▶ _LISTING_
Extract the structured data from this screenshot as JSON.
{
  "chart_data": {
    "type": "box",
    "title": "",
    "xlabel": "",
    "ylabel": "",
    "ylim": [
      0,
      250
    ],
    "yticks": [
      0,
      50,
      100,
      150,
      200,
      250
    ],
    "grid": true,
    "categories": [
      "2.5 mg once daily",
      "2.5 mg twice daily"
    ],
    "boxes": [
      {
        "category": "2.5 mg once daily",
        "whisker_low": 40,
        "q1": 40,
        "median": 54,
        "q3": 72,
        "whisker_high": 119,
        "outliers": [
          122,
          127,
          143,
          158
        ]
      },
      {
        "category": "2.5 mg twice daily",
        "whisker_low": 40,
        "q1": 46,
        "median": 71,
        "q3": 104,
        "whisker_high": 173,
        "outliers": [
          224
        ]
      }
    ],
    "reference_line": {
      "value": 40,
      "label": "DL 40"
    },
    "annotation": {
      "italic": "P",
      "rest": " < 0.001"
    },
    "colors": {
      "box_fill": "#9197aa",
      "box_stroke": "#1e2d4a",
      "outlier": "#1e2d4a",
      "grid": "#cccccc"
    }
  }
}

▶ _WHAT YOU ARE ASKED TO DO_
Transcribe all entries exactly as they are given.

▶ _WRITTEN REPLY_
Extract the structured data from this screenshot as JSON.
{
  "chart_data": {
    "type": "box",
    "title": "",
    "xlabel": "",
    "ylabel": "",
    "ylim": [
      0,
      250
    ],
    "yticks": [
      0,
      50,
      100,
      150,
      200,
      250
    ],
    "grid": true,
    "categories": [
      "2.5 mg once daily",
      "2.5 mg twice daily"
    ],
    "boxes": [
      {
        "category": "2.5 mg once daily",
        "whisker_low": 40,
        "q1": 40,
        "median": 54,
        "q3": 72,
        "whisker_high": 119,
        "outliers": [
          122,
          127,
          143,
          158
        ]
      },
      {
        "category": "2.5 mg twice daily",
        "whisker_low": 40,
        "q1": 46,
        "median": 71,
        "q3": 104,
        "whisker_high": 173,
        "outliers": [
          224
        ]
      }
    ],
    "reference_line": {
      "value": 40,
      "label": "DL 40"
    },
    "annotation": {
      "italic": "P",
      "rest": " < 0.001"
    },
    "colors": {
      "box_fill": "#9197aa",
      "box_stroke": "#1e2d4a",
      "outlier": "#1e2d4a",
      "grid": "#cccccc"
    }
  }
}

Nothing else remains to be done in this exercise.